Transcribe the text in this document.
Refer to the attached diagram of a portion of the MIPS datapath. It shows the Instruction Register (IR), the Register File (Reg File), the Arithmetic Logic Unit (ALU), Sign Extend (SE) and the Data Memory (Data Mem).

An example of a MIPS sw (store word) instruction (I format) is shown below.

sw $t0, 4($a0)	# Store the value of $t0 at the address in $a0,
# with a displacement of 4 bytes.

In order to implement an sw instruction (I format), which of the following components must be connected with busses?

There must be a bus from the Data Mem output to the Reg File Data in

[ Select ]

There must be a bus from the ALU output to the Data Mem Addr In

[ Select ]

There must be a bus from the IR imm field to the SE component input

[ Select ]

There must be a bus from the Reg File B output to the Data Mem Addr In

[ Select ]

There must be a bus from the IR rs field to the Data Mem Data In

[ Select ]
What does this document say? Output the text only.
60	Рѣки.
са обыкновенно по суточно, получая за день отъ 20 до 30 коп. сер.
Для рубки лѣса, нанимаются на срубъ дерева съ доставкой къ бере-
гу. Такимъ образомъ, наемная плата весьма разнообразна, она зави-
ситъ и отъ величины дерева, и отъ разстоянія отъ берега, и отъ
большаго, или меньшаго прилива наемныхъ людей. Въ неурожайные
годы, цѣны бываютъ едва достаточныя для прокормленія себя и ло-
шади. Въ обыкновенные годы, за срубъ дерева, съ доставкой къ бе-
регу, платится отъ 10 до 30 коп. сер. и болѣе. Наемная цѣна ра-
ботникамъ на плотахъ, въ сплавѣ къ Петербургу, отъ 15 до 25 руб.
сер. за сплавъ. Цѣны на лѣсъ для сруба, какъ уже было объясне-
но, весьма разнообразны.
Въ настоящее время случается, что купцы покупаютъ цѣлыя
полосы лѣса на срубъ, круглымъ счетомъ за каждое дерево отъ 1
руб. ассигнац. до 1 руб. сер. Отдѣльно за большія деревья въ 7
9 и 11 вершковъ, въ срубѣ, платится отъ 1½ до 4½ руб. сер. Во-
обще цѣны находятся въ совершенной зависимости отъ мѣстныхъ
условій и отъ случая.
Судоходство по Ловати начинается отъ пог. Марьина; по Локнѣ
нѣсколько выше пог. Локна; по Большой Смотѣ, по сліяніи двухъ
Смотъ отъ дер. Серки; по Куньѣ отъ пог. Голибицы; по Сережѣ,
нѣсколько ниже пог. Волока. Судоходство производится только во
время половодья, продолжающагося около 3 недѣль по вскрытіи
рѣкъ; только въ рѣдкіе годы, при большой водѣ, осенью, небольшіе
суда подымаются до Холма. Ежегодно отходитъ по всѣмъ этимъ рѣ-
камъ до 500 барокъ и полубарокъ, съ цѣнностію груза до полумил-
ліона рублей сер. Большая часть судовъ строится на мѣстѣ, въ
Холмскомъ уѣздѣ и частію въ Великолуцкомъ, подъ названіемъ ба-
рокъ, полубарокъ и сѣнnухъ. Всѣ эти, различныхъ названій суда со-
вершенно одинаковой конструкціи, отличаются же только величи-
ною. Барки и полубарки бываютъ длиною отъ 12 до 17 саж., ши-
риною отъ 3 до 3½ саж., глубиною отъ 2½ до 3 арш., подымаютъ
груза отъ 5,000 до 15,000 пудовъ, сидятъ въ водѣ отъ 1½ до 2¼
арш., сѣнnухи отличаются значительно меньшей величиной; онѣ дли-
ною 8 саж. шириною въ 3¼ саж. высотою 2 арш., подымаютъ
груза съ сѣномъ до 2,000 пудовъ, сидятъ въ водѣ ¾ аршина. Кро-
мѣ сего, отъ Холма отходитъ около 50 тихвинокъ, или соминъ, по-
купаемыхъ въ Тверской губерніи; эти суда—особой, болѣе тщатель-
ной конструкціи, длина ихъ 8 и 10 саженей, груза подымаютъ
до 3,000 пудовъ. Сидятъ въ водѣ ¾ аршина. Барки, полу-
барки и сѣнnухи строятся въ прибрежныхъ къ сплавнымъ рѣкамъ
________
Problem details — Report how many lines hold the string "отличаются", giving the number and nothing else.

Task result — 2